▸ Brief
Locate all lines in the data below that hold "post" and show them.
====== Material supplied
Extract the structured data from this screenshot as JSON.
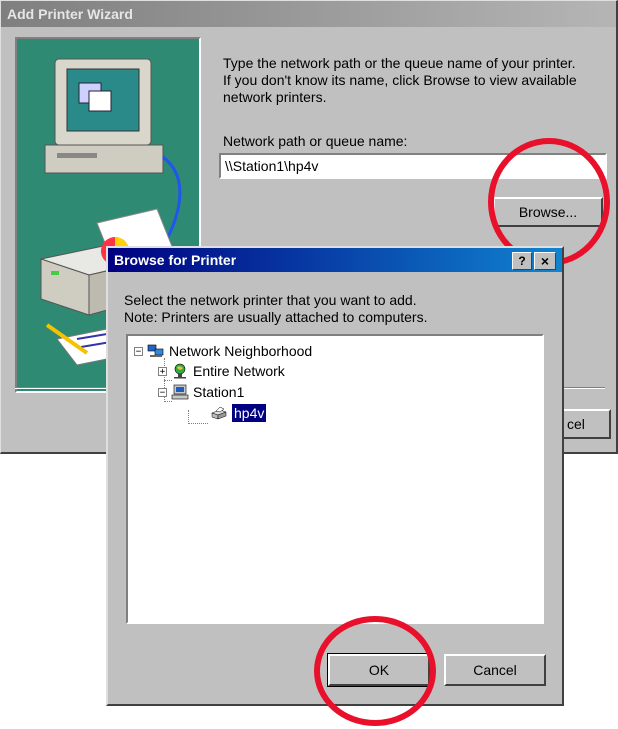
{
  "wizard": {
    "title": "Add Printer Wizard",
    "instructions": [
      "Type the network path or the queue name of your printer.",
      "If you don't know its name, click Browse to view available",
      "network printers."
    ],
    "path_label": "Network path or queue name:",
    "path_value": "\\\\Station1\\hp4v",
    "browse_label": "Browse...",
    "cancel_label": "cel"
  },
  "browse_dialog": {
    "title": "Browse for Printer",
    "help_label": "?",
    "close_label": "×",
    "instructions": [
      "Select the network printer that you want to add.",
      "Note: Printers are usually attached to computers."
    ],
    "tree": {
      "root": "Network Neighborhood",
      "entire_network": "Entire Network",
      "station": "Station1",
      "printer": "hp4v",
      "collapse_glyph": "−",
      "expand_glyph": "+"
    },
    "ok_label": "OK",
    "cancel_label": "Cancel"
  },
  "colors": {
    "highlight": "#e8102a",
    "wizard_panel": "#2f8a74",
    "selection": "#000080"
  }
}
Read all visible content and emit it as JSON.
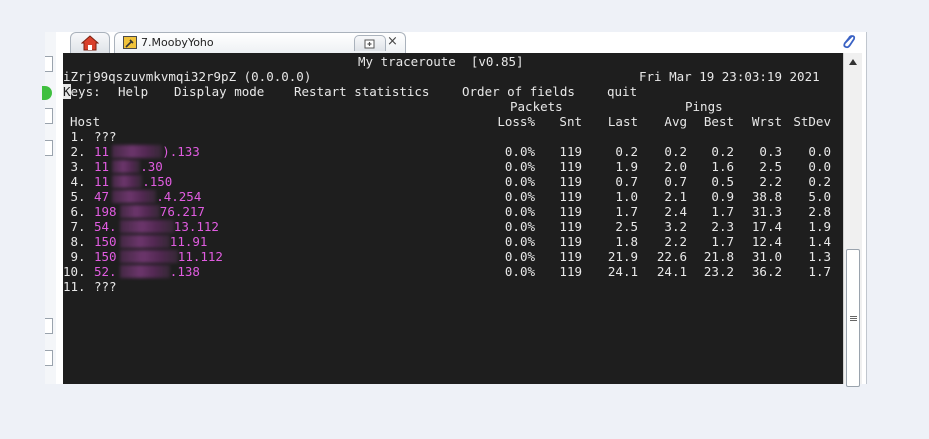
{
  "browser": {
    "tab_title": "7.MoobyYoho",
    "close_glyph": "×",
    "home_icon": "home-icon",
    "new_tab_icon": "new-tab-icon",
    "attach_icon": "paperclip-icon",
    "accent": "#f0c23a"
  },
  "terminal": {
    "title": "My traceroute  [v0.85]",
    "hostname": "iZrj99qszuvmkvmqi32r9pZ (0.0.0.0)",
    "datetime": "Fri Mar 19 23:03:19 2021",
    "keys_label_first": "K",
    "keys_label_rest": "eys:",
    "menu": [
      "Help",
      "Display mode",
      "Restart statistics",
      "Order of fields",
      "quit"
    ],
    "group_packets": "Packets",
    "group_pings": "Pings",
    "columns": {
      "host": "Host",
      "loss": "Loss%",
      "snt": "Snt",
      "last": "Last",
      "avg": "Avg",
      "best": "Best",
      "wrst": "Wrst",
      "stdev": "StDev"
    },
    "rows": [
      {
        "num": " 1.",
        "pre": "???",
        "post": "",
        "stats": null
      },
      {
        "num": " 2.",
        "pre": "11",
        "post": ").133",
        "stats": [
          "0.0%",
          "119",
          "0.2",
          "0.2",
          "0.2",
          "0.3",
          "0.0"
        ]
      },
      {
        "num": " 3.",
        "pre": "11",
        "post": ".30",
        "stats": [
          "0.0%",
          "119",
          "1.9",
          "2.0",
          "1.6",
          "2.5",
          "0.0"
        ]
      },
      {
        "num": " 4.",
        "pre": "11",
        "post": ".150",
        "stats": [
          "0.0%",
          "119",
          "0.7",
          "0.7",
          "0.5",
          "2.2",
          "0.2"
        ]
      },
      {
        "num": " 5.",
        "pre": "47",
        "post": ".4.254",
        "stats": [
          "0.0%",
          "119",
          "1.0",
          "2.1",
          "0.9",
          "38.8",
          "5.0"
        ]
      },
      {
        "num": " 6.",
        "pre": "198",
        "post": "76.217",
        "stats": [
          "0.0%",
          "119",
          "1.7",
          "2.4",
          "1.7",
          "31.3",
          "2.8"
        ]
      },
      {
        "num": " 7.",
        "pre": "54.",
        "post": "13.112",
        "stats": [
          "0.0%",
          "119",
          "2.5",
          "3.2",
          "2.3",
          "17.4",
          "1.9"
        ]
      },
      {
        "num": " 8.",
        "pre": "150",
        "post": "11.91",
        "stats": [
          "0.0%",
          "119",
          "1.8",
          "2.2",
          "1.7",
          "12.4",
          "1.4"
        ]
      },
      {
        "num": " 9.",
        "pre": "150",
        "post": "11.112",
        "stats": [
          "0.0%",
          "119",
          "21.9",
          "22.6",
          "21.8",
          "31.0",
          "1.3"
        ]
      },
      {
        "num": "10.",
        "pre": "52.",
        "post": ".138",
        "stats": [
          "0.0%",
          "119",
          "24.1",
          "24.1",
          "23.2",
          "36.2",
          "1.7"
        ]
      },
      {
        "num": "11.",
        "pre": "???",
        "post": "",
        "stats": null
      }
    ],
    "host_color": "#e05ce0",
    "bg": "#1e1e1e",
    "fg": "#e8e8e8"
  }
}
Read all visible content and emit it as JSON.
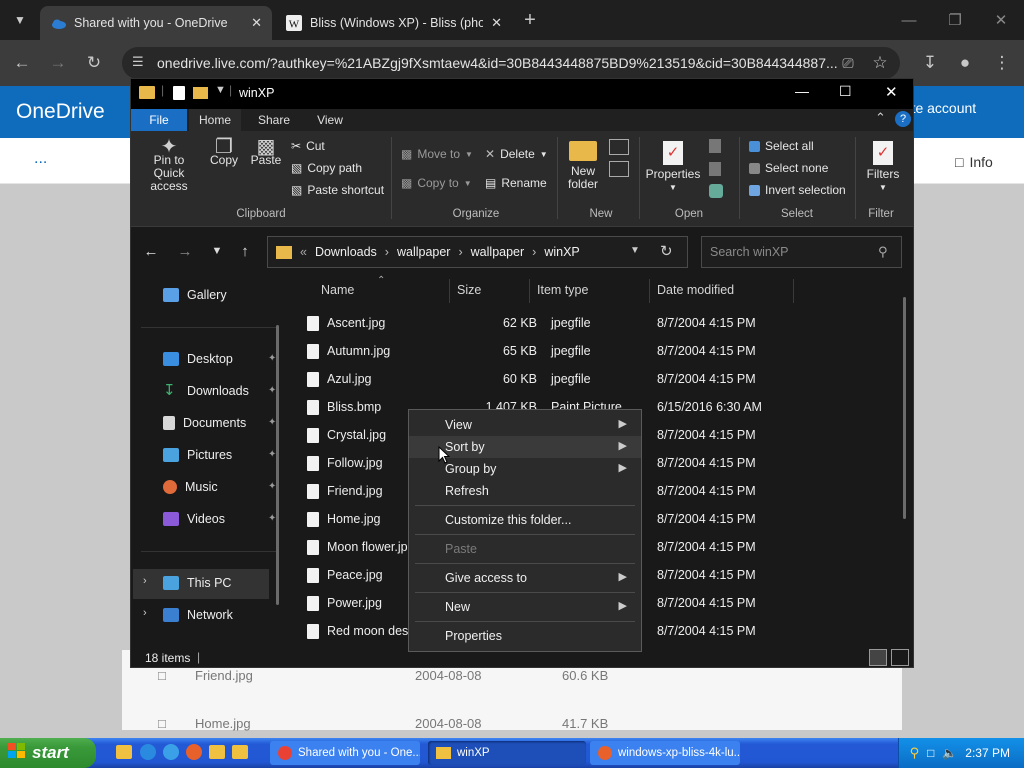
{
  "browser": {
    "tabs": [
      {
        "title": "Shared with you - OneDrive"
      },
      {
        "title": "Bliss (Windows XP) - Bliss (phot"
      }
    ],
    "url": "onedrive.live.com/?authkey=%21ABZgj9fXsmtaew4&id=30B8443448875BD9%213519&cid=30B844344887..."
  },
  "onedrive": {
    "logo": "OneDrive",
    "create_account": "eate account",
    "more": "...",
    "info": "Info",
    "rows": [
      {
        "name": "Friend.jpg",
        "date": "2004-08-08",
        "size": "60.6 KB"
      },
      {
        "name": "Home.jpg",
        "date": "2004-08-08",
        "size": "41.7 KB"
      }
    ]
  },
  "explorer": {
    "title": "winXP",
    "ribbon_tabs": [
      "File",
      "Home",
      "Share",
      "View"
    ],
    "clipboard": {
      "pin": "Pin to Quick access",
      "copy": "Copy",
      "paste": "Paste",
      "cut": "Cut",
      "copy_path": "Copy path",
      "paste_shortcut": "Paste shortcut",
      "group": "Clipboard"
    },
    "organize": {
      "move_to": "Move to",
      "copy_to": "Copy to",
      "delete": "Delete",
      "rename": "Rename",
      "group": "Organize"
    },
    "new": {
      "new_folder": "New folder",
      "group": "New"
    },
    "open": {
      "properties": "Properties",
      "group": "Open"
    },
    "select": {
      "select_all": "Select all",
      "select_none": "Select none",
      "invert": "Invert selection",
      "group": "Select"
    },
    "filter": {
      "filters": "Filters",
      "group": "Filter"
    },
    "path": [
      "Downloads",
      "wallpaper",
      "wallpaper",
      "winXP"
    ],
    "search_placeholder": "Search winXP",
    "nav": [
      {
        "label": "Gallery"
      },
      {
        "label": "Desktop"
      },
      {
        "label": "Downloads"
      },
      {
        "label": "Documents"
      },
      {
        "label": "Pictures"
      },
      {
        "label": "Music"
      },
      {
        "label": "Videos"
      },
      {
        "label": "This PC"
      },
      {
        "label": "Network"
      }
    ],
    "columns": {
      "name": "Name",
      "size": "Size",
      "type": "Item type",
      "date": "Date modified"
    },
    "files": [
      {
        "name": "Ascent.jpg",
        "size": "62 KB",
        "type": "jpegfile",
        "date": "8/7/2004 4:15 PM"
      },
      {
        "name": "Autumn.jpg",
        "size": "65 KB",
        "type": "jpegfile",
        "date": "8/7/2004 4:15 PM"
      },
      {
        "name": "Azul.jpg",
        "size": "60 KB",
        "type": "jpegfile",
        "date": "8/7/2004 4:15 PM"
      },
      {
        "name": "Bliss.bmp",
        "size": "1,407 KB",
        "type": "Paint Picture",
        "date": "6/15/2016 6:30 AM"
      },
      {
        "name": "Crystal.jpg",
        "size": "",
        "type": "",
        "date": "8/7/2004 4:15 PM"
      },
      {
        "name": "Follow.jpg",
        "size": "",
        "type": "",
        "date": "8/7/2004 4:15 PM"
      },
      {
        "name": "Friend.jpg",
        "size": "",
        "type": "",
        "date": "8/7/2004 4:15 PM"
      },
      {
        "name": "Home.jpg",
        "size": "",
        "type": "",
        "date": "8/7/2004 4:15 PM"
      },
      {
        "name": "Moon flower.jpg",
        "size": "",
        "type": "",
        "date": "8/7/2004 4:15 PM"
      },
      {
        "name": "Peace.jpg",
        "size": "",
        "type": "",
        "date": "8/7/2004 4:15 PM"
      },
      {
        "name": "Power.jpg",
        "size": "",
        "type": "",
        "date": "8/7/2004 4:15 PM"
      },
      {
        "name": "Red moon desert.jpg",
        "size": "",
        "type": "",
        "date": "8/7/2004 4:15 PM"
      }
    ],
    "status": "18 items"
  },
  "context_menu": {
    "view": "View",
    "sort_by": "Sort by",
    "group_by": "Group by",
    "refresh": "Refresh",
    "customize": "Customize this folder...",
    "paste": "Paste",
    "give_access": "Give access to",
    "new": "New",
    "properties": "Properties"
  },
  "taskbar": {
    "start": "start",
    "tasks": [
      {
        "label": "Shared with you - One..."
      },
      {
        "label": "winXP"
      },
      {
        "label": "windows-xp-bliss-4k-lu..."
      }
    ],
    "clock": "2:37 PM"
  },
  "colors": {
    "onedrive_blue": "#0f6cbd",
    "xp_taskbar": "#2257d3",
    "xp_start": "#3a9a3a"
  }
}
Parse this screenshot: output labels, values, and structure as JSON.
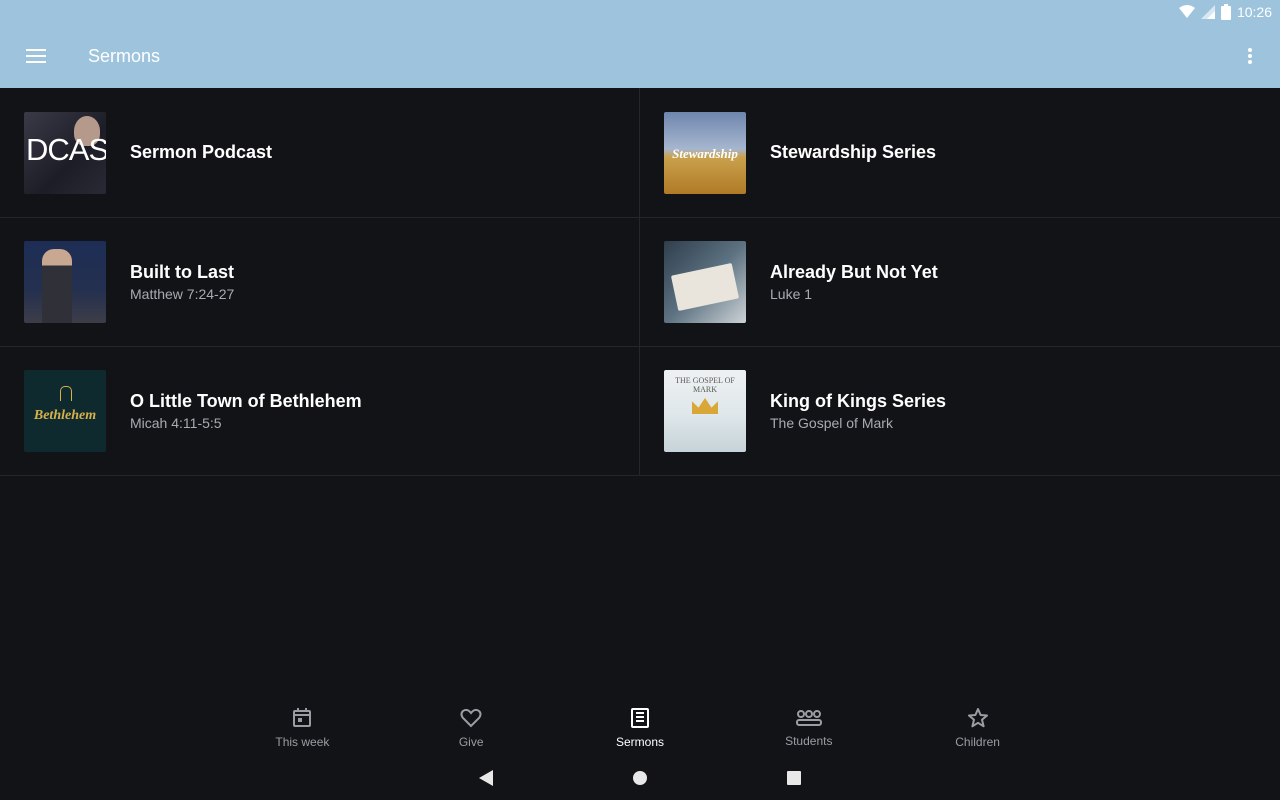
{
  "status_bar": {
    "time": "10:26",
    "icons": [
      "wifi-icon",
      "signal-icon",
      "battery-icon"
    ]
  },
  "app_bar": {
    "title": "Sermons",
    "menu_icon": "hamburger-menu-icon",
    "overflow_icon": "more-vert-icon",
    "background": "#9dc3dd"
  },
  "series": [
    {
      "title": "Sermon Podcast",
      "subtitle": "",
      "thumb_text": "DCAS"
    },
    {
      "title": "Stewardship Series",
      "subtitle": "",
      "thumb_text": "Stewardship"
    },
    {
      "title": "Built to Last",
      "subtitle": "Matthew 7:24-27",
      "thumb_text": ""
    },
    {
      "title": "Already But Not Yet",
      "subtitle": "Luke 1",
      "thumb_text": ""
    },
    {
      "title": "O Little Town of Bethlehem",
      "subtitle": "Micah 4:11-5:5",
      "thumb_text": "Bethlehem"
    },
    {
      "title": "King of Kings Series",
      "subtitle": "The Gospel of Mark",
      "thumb_text": "THE GOSPEL OF MARK"
    }
  ],
  "bottom_nav": [
    {
      "label": "This week",
      "icon": "calendar-icon",
      "active": false
    },
    {
      "label": "Give",
      "icon": "heart-icon",
      "active": false
    },
    {
      "label": "Sermons",
      "icon": "book-icon",
      "active": true
    },
    {
      "label": "Students",
      "icon": "group-icon",
      "active": false
    },
    {
      "label": "Children",
      "icon": "star-icon",
      "active": false
    }
  ],
  "colors": {
    "background": "#121316",
    "divider": "#24262b",
    "nav_inactive": "#9a9da4",
    "nav_active": "#ffffff",
    "subtitle": "#a8abb2"
  }
}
============
▸ Correct result
        "post": "",
        "post": ").133",
        "post": ".30",
        "post": ".150",
        "post": ".4.254",
        "post": "76.217",
        "post": "13.112",
        "post": "11.91",
        "post": "11.112",
        "post": ".138",
        "post": "",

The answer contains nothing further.